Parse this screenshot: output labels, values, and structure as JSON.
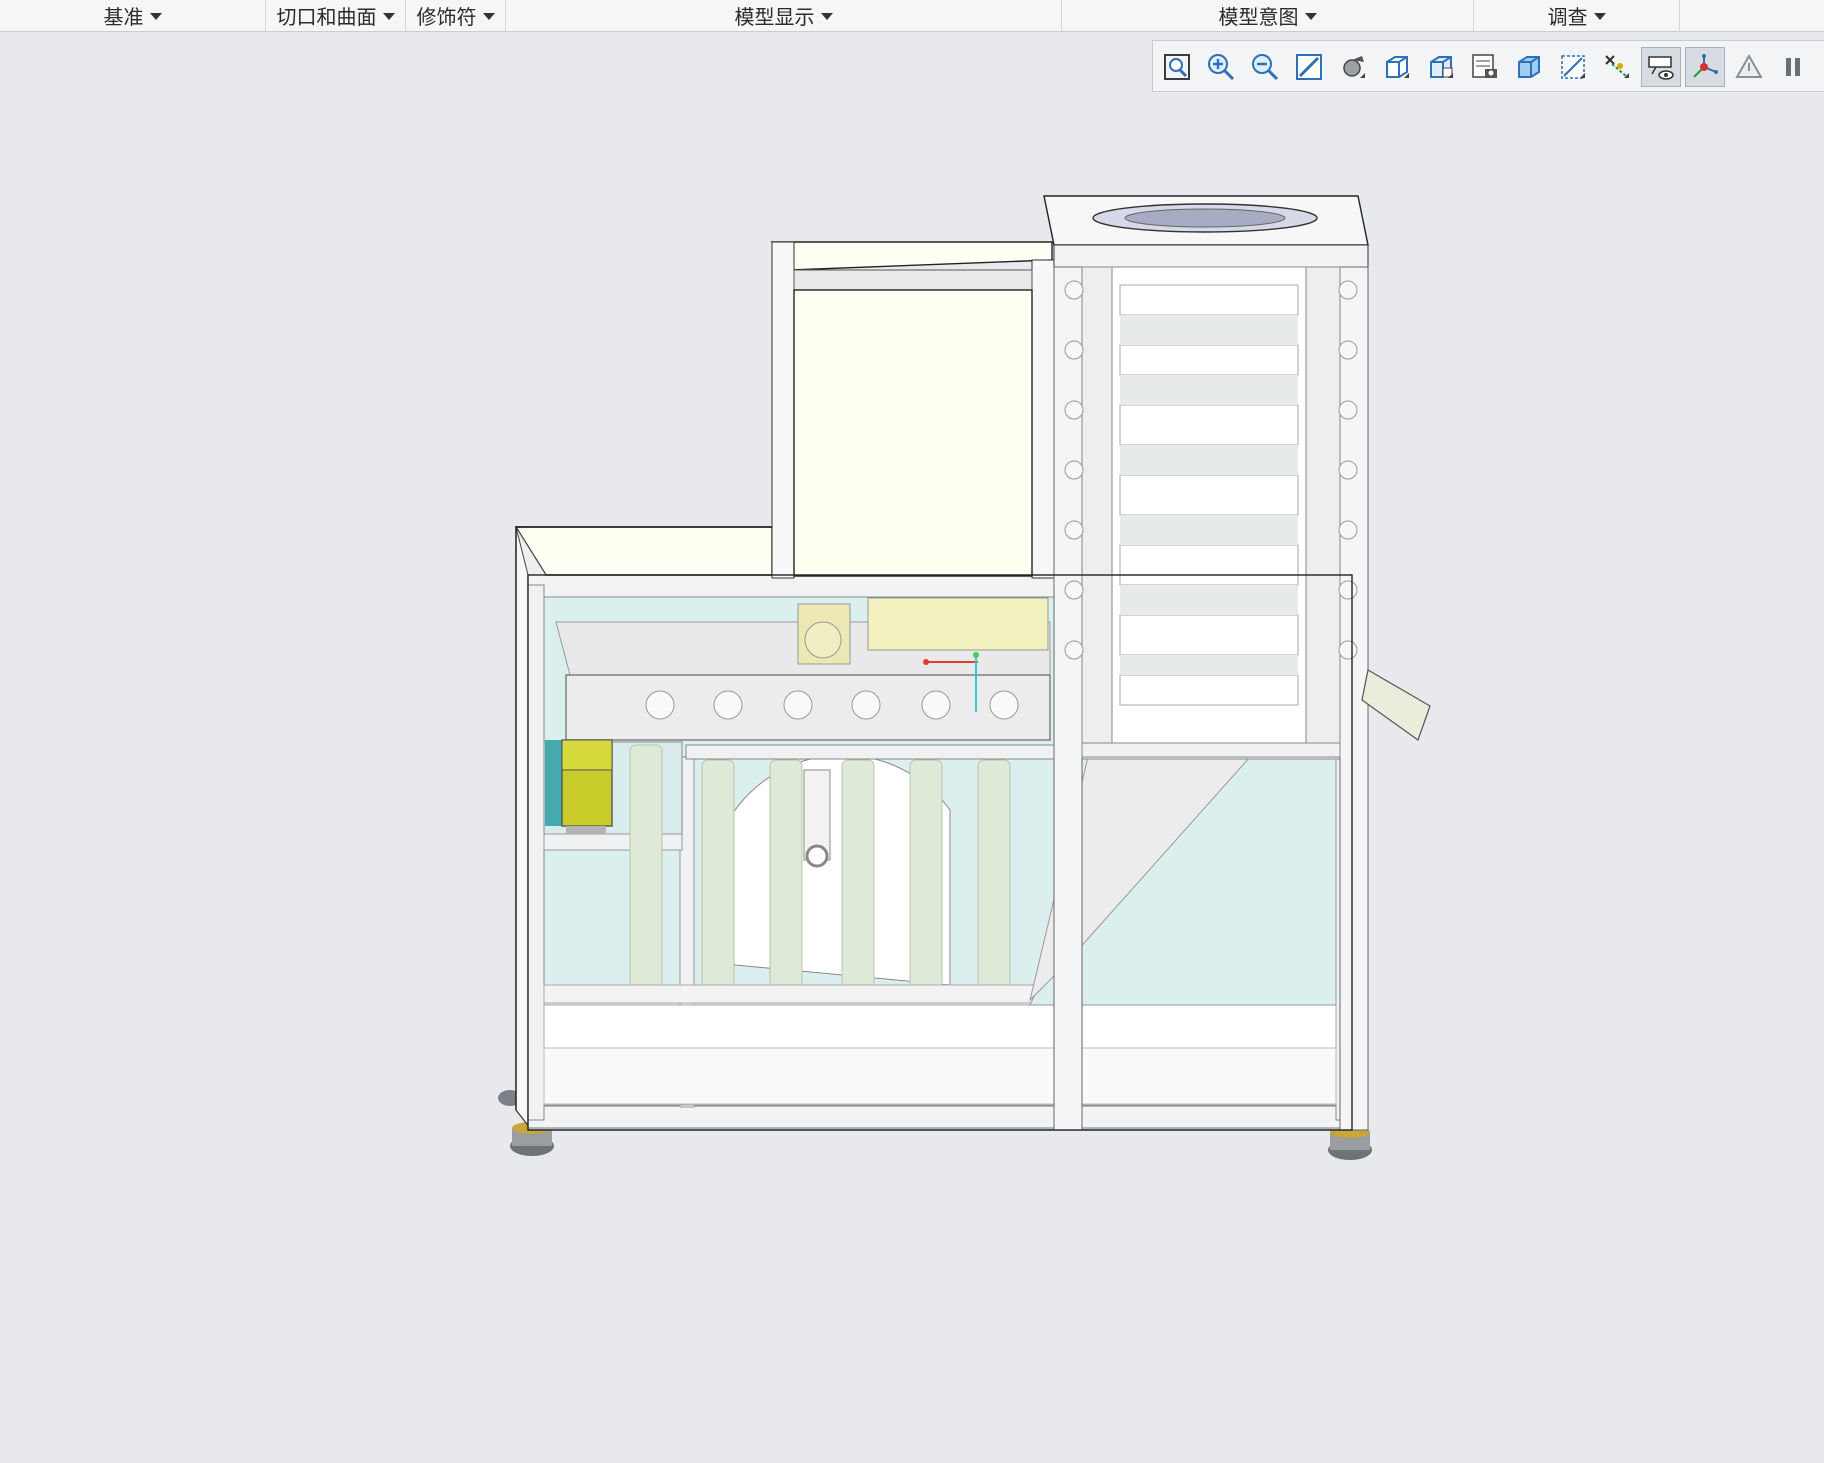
{
  "ribbon": {
    "groups": [
      {
        "label": "基准"
      },
      {
        "label": "切口和曲面"
      },
      {
        "label": "修饰符"
      },
      {
        "label": "模型显示"
      },
      {
        "label": "模型意图"
      },
      {
        "label": "调查"
      }
    ]
  },
  "view_toolbar": {
    "buttons": [
      {
        "icon": "refit-icon",
        "active": false
      },
      {
        "icon": "zoom-in-icon",
        "active": false
      },
      {
        "icon": "zoom-out-icon",
        "active": false
      },
      {
        "icon": "repaint-icon",
        "active": false
      },
      {
        "icon": "perspective-view-icon",
        "active": false
      },
      {
        "icon": "display-style-icon",
        "active": false
      },
      {
        "icon": "saved-orientations-icon",
        "active": false
      },
      {
        "icon": "view-manager-icon",
        "active": false
      },
      {
        "icon": "section-view-icon",
        "active": false
      },
      {
        "icon": "datum-planes-icon",
        "active": false
      },
      {
        "icon": "datum-points-icon",
        "active": false
      },
      {
        "icon": "annotation-display-icon",
        "active": true
      },
      {
        "icon": "spin-center-icon",
        "active": true
      },
      {
        "icon": "simulation-icon",
        "active": false
      },
      {
        "icon": "pause-icon",
        "active": false
      }
    ]
  },
  "viewport": {
    "model": "机架装配体"
  },
  "colors": {
    "glass": "#dcefef",
    "frame": "#f4f5f6",
    "motor_yellow": "#c9cc2a",
    "beige_panel": "#fffff3",
    "teal": "#45a9ad",
    "accent_x": "#e53935",
    "accent_y": "#3fd15a",
    "accent_z": "#33c7d6"
  }
}
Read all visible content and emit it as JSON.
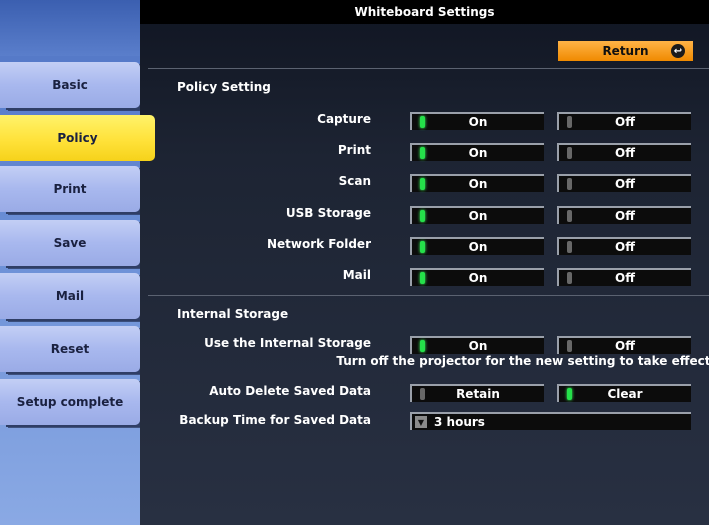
{
  "window": {
    "title": "Whiteboard Settings"
  },
  "sidebar": {
    "items": [
      {
        "label": "Basic",
        "active": false
      },
      {
        "label": "Policy",
        "active": true
      },
      {
        "label": "Print",
        "active": false
      },
      {
        "label": "Save",
        "active": false
      },
      {
        "label": "Mail",
        "active": false
      },
      {
        "label": "Reset",
        "active": false
      },
      {
        "label": "Setup complete",
        "active": false
      }
    ]
  },
  "header": {
    "return_label": "Return",
    "return_icon": "return-icon"
  },
  "policy": {
    "title": "Policy Setting",
    "rows": [
      {
        "label": "Capture",
        "on_label": "On",
        "off_label": "Off",
        "selected": "On"
      },
      {
        "label": "Print",
        "on_label": "On",
        "off_label": "Off",
        "selected": "On"
      },
      {
        "label": "Scan",
        "on_label": "On",
        "off_label": "Off",
        "selected": "On"
      },
      {
        "label": "USB Storage",
        "on_label": "On",
        "off_label": "Off",
        "selected": "On"
      },
      {
        "label": "Network Folder",
        "on_label": "On",
        "off_label": "Off",
        "selected": "On"
      },
      {
        "label": "Mail",
        "on_label": "On",
        "off_label": "Off",
        "selected": "On"
      }
    ]
  },
  "storage": {
    "title": "Internal Storage",
    "use": {
      "label": "Use the Internal Storage",
      "on_label": "On",
      "off_label": "Off",
      "selected": "On"
    },
    "notice": "Turn off the projector for the new setting to take effect.",
    "auto_delete": {
      "label": "Auto Delete Saved Data",
      "retain_label": "Retain",
      "clear_label": "Clear",
      "selected": "Clear"
    },
    "backup": {
      "label": "Backup Time for Saved Data",
      "value": "3 hours"
    }
  },
  "colors": {
    "accent": "#f08a00",
    "active_tab": "#ffe23a",
    "indicator_on": "#25e04a"
  }
}
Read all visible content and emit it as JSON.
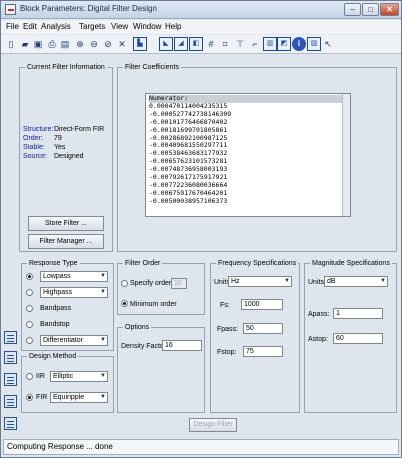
{
  "window": {
    "title": "Block Parameters: Digital Filter Design",
    "controls": {
      "minimize": "–",
      "maximize": "□",
      "close": "✕"
    }
  },
  "menu": [
    "File",
    "Edit",
    "Analysis",
    "Targets",
    "View",
    "Window",
    "Help"
  ],
  "toolbar_icons": [
    "new-icon",
    "open-icon",
    "save-icon",
    "print-icon",
    "print-preview-icon",
    "zoom-in-icon",
    "zoom-out-icon",
    "full-view-icon",
    "filter-specs-icon",
    "magnitude-response-icon",
    "phase-response-icon",
    "mag-phase-icon",
    "group-delay-icon",
    "pole-zero-icon",
    "impulse-response-icon",
    "step-response-icon",
    "coefficients-icon",
    "info-icon",
    "filter-coefficients-icon",
    "whats-this-icon"
  ],
  "current_filter": {
    "legend": "Current Filter Information",
    "fields": [
      {
        "label": "Structure:",
        "value": "Direct-Form FIR"
      },
      {
        "label": "Order:",
        "value": "79"
      },
      {
        "label": "Stable:",
        "value": "Yes"
      },
      {
        "label": "Source:",
        "value": "Designed"
      }
    ],
    "store_button": "Store Filter ...",
    "manager_button": "Filter Manager ..."
  },
  "coefficients": {
    "legend": "Filter Coefficients",
    "header": "Numerator:",
    "values": [
      "0.000470114004235315",
      "-0.000527742738146309",
      "-0.00101776466870402",
      "-0.00181699701805861",
      "-0.00286892100987125",
      "-0.00409681550297711",
      "-0.00538463683177932",
      "-0.00657623101573281",
      "-0.00748736958003193",
      "-0.00792617175917921",
      "-0.00772236080036664",
      "-0.00675917670464201",
      "-0.00500038957106373"
    ]
  },
  "response_type": {
    "legend": "Response Type",
    "options": [
      {
        "label": "Lowpass",
        "selected": true,
        "dropdown": true
      },
      {
        "label": "Highpass",
        "selected": false,
        "dropdown": true
      },
      {
        "label": "Bandpass",
        "selected": false,
        "dropdown": false
      },
      {
        "label": "Bandstop",
        "selected": false,
        "dropdown": false
      },
      {
        "label": "Differentiator",
        "selected": false,
        "dropdown": true
      }
    ]
  },
  "design_method": {
    "legend": "Design Method",
    "iir_label": "IIR",
    "iir_value": "Elliptic",
    "fir_label": "FIR",
    "fir_value": "Equiripple",
    "selected": "FIR"
  },
  "filter_order": {
    "legend": "Filter Order",
    "specify_label": "Specify order:",
    "specify_value": "10",
    "minimum_label": "Minimum order",
    "selected": "minimum"
  },
  "options": {
    "legend": "Options",
    "density_label": "Density Factor:",
    "density_value": "16"
  },
  "frequency_specs": {
    "legend": "Frequency Specifications",
    "units_label": "Units:",
    "units_value": "Hz",
    "fields": [
      {
        "label": "Fs:",
        "value": "1000"
      },
      {
        "label": "Fpass:",
        "value": "50"
      },
      {
        "label": "Fstop:",
        "value": "75"
      }
    ]
  },
  "magnitude_specs": {
    "legend": "Magnitude Specifications",
    "units_label": "Units:",
    "units_value": "dB",
    "fields": [
      {
        "label": "Apass:",
        "value": "1"
      },
      {
        "label": "Astop:",
        "value": "60"
      }
    ]
  },
  "side_icons": [
    "design-filter-panel-icon",
    "transform-filter-icon",
    "create-multirate-icon",
    "realize-model-icon",
    "pole-zero-editor-icon"
  ],
  "design_button": "Design Filter",
  "status": "Computing Response ... done"
}
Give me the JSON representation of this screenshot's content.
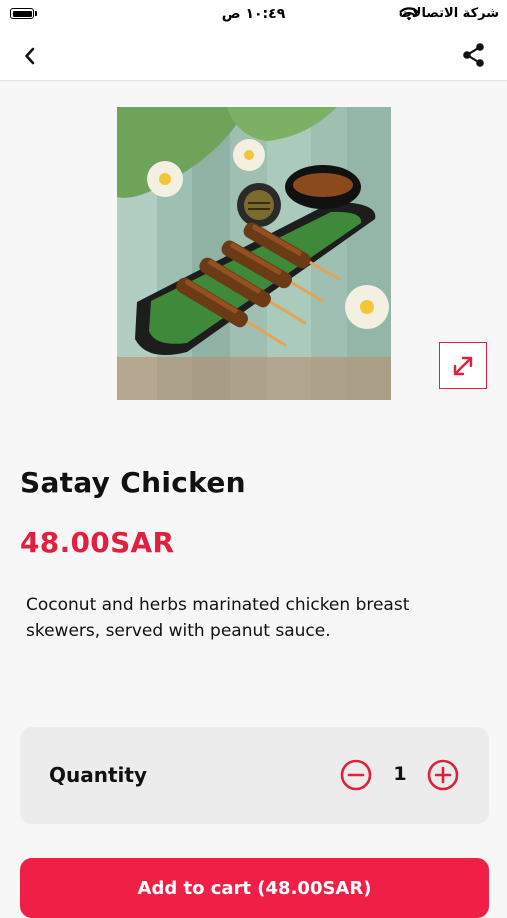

Task to complete:
Without the pictures, restate each entry exactly.

Complete answer:
Parse this screenshot: output labels, values, and structure as JSON.
{
  "ribbon": {
    "groups": [
      {
        "label": "基准"
      },
      {
        "label": "切口和曲面"
      },
      {
        "label": "修饰符"
      },
      {
        "label": "模型显示"
      },
      {
        "label": "模型意图"
      },
      {
        "label": "调查"
      }
    ]
  },
  "view_toolbar": {
    "buttons": [
      {
        "icon": "refit-icon",
        "active": false
      },
      {
        "icon": "zoom-in-icon",
        "active": false
      },
      {
        "icon": "zoom-out-icon",
        "active": false
      },
      {
        "icon": "repaint-icon",
        "active": false
      },
      {
        "icon": "perspective-view-icon",
        "active": false
      },
      {
        "icon": "display-style-icon",
        "active": false
      },
      {
        "icon": "saved-orientations-icon",
        "active": false
      },
      {
        "icon": "view-manager-icon",
        "active": false
      },
      {
        "icon": "section-view-icon",
        "active": false
      },
      {
        "icon": "datum-planes-icon",
        "active": false
      },
      {
        "icon": "datum-points-icon",
        "active": false
      },
      {
        "icon": "annotation-display-icon",
        "active": true
      },
      {
        "icon": "spin-center-icon",
        "active": true
      },
      {
        "icon": "simulation-icon",
        "active": false
      },
      {
        "icon": "pause-icon",
        "active": false
      }
    ]
  },
  "viewport": {
    "model": "机架装配体"
  },
  "colors": {
    "glass": "#dcefef",
    "frame": "#f4f5f6",
    "motor_yellow": "#c9cc2a",
    "beige_panel": "#fffff3",
    "teal": "#45a9ad",
    "accent_x": "#e53935",
    "accent_y": "#3fd15a",
    "accent_z": "#33c7d6"
  }
}
Read all visible content and emit it as JSON.
{
  "window": {
    "title": "Whiteboard Settings"
  },
  "sidebar": {
    "items": [
      {
        "label": "Basic",
        "active": false
      },
      {
        "label": "Policy",
        "active": true
      },
      {
        "label": "Print",
        "active": false
      },
      {
        "label": "Save",
        "active": false
      },
      {
        "label": "Mail",
        "active": false
      },
      {
        "label": "Reset",
        "active": false
      },
      {
        "label": "Setup complete",
        "active": false
      }
    ]
  },
  "header": {
    "return_label": "Return",
    "return_icon": "return-icon"
  },
  "policy": {
    "title": "Policy Setting",
    "rows": [
      {
        "label": "Capture",
        "on_label": "On",
        "off_label": "Off",
        "selected": "On"
      },
      {
        "label": "Print",
        "on_label": "On",
        "off_label": "Off",
        "selected": "On"
      },
      {
        "label": "Scan",
        "on_label": "On",
        "off_label": "Off",
        "selected": "On"
      },
      {
        "label": "USB Storage",
        "on_label": "On",
        "off_label": "Off",
        "selected": "On"
      },
      {
        "label": "Network Folder",
        "on_label": "On",
        "off_label": "Off",
        "selected": "On"
      },
      {
        "label": "Mail",
        "on_label": "On",
        "off_label": "Off",
        "selected": "On"
      }
    ]
  },
  "storage": {
    "title": "Internal Storage",
    "use": {
      "label": "Use the Internal Storage",
      "on_label": "On",
      "off_label": "Off",
      "selected": "On"
    },
    "notice": "Turn off the projector for the new setting to take effect.",
    "auto_delete": {
      "label": "Auto Delete Saved Data",
      "retain_label": "Retain",
      "clear_label": "Clear",
      "selected": "Clear"
    },
    "backup": {
      "label": "Backup Time for Saved Data",
      "value": "3 hours"
    }
  },
  "colors": {
    "accent": "#f08a00",
    "active_tab": "#ffe23a",
    "indicator_on": "#25e04a"
  }
}
Read all visible content and emit it as JSON.
{
  "window": {
    "title": "Block Parameters: Digital Filter Design",
    "controls": {
      "minimize": "–",
      "maximize": "□",
      "close": "✕"
    }
  },
  "menu": [
    "File",
    "Edit",
    "Analysis",
    "Targets",
    "View",
    "Window",
    "Help"
  ],
  "toolbar_icons": [
    "new-icon",
    "open-icon",
    "save-icon",
    "print-icon",
    "print-preview-icon",
    "zoom-in-icon",
    "zoom-out-icon",
    "full-view-icon",
    "filter-specs-icon",
    "magnitude-response-icon",
    "phase-response-icon",
    "mag-phase-icon",
    "group-delay-icon",
    "pole-zero-icon",
    "impulse-response-icon",
    "step-response-icon",
    "coefficients-icon",
    "info-icon",
    "filter-coefficients-icon",
    "whats-this-icon"
  ],
  "current_filter": {
    "legend": "Current Filter Information",
    "fields": [
      {
        "label": "Structure:",
        "value": "Direct-Form FIR"
      },
      {
        "label": "Order:",
        "value": "79"
      },
      {
        "label": "Stable:",
        "value": "Yes"
      },
      {
        "label": "Source:",
        "value": "Designed"
      }
    ],
    "store_button": "Store Filter ...",
    "manager_button": "Filter Manager ..."
  },
  "coefficients": {
    "legend": "Filter Coefficients",
    "header": "Numerator:",
    "values": [
      "0.000470114004235315",
      "-0.000527742738146309",
      "-0.00101776466870402",
      "-0.00181699701805861",
      "-0.00286892100987125",
      "-0.00409681550297711",
      "-0.00538463683177932",
      "-0.00657623101573281",
      "-0.00748736958003193",
      "-0.00792617175917921",
      "-0.00772236080036664",
      "-0.00675917670464201",
      "-0.00500038957106373"
    ]
  },
  "response_type": {
    "legend": "Response Type",
    "options": [
      {
        "label": "Lowpass",
        "selected": true,
        "dropdown": true
      },
      {
        "label": "Highpass",
        "selected": false,
        "dropdown": true
      },
      {
        "label": "Bandpass",
        "selected": false,
        "dropdown": false
      },
      {
        "label": "Bandstop",
        "selected": false,
        "dropdown": false
      },
      {
        "label": "Differentiator",
        "selected": false,
        "dropdown": true
      }
    ]
  },
  "design_method": {
    "legend": "Design Method",
    "iir_label": "IIR",
    "iir_value": "Elliptic",
    "fir_label": "FIR",
    "fir_value": "Equiripple",
    "selected": "FIR"
  },
  "filter_order": {
    "legend": "Filter Order",
    "specify_label": "Specify order:",
    "specify_value": "10",
    "minimum_label": "Minimum order",
    "selected": "minimum"
  },
  "options": {
    "legend": "Options",
    "density_label": "Density Factor:",
    "density_value": "16"
  },
  "frequency_specs": {
    "legend": "Frequency Specifications",
    "units_label": "Units:",
    "units_value": "Hz",
    "fields": [
      {
        "label": "Fs:",
        "value": "1000"
      },
      {
        "label": "Fpass:",
        "value": "50"
      },
      {
        "label": "Fstop:",
        "value": "75"
      }
    ]
  },
  "magnitude_specs": {
    "legend": "Magnitude Specifications",
    "units_label": "Units:",
    "units_value": "dB",
    "fields": [
      {
        "label": "Apass:",
        "value": "1"
      },
      {
        "label": "Astop:",
        "value": "60"
      }
    ]
  },
  "side_icons": [
    "design-filter-panel-icon",
    "transform-filter-icon",
    "create-multirate-icon",
    "realize-model-icon",
    "pole-zero-editor-icon"
  ],
  "design_button": "Design Filter",
  "status": "Computing Response ... done"
}
Give me the JSON representation of this screenshot's content.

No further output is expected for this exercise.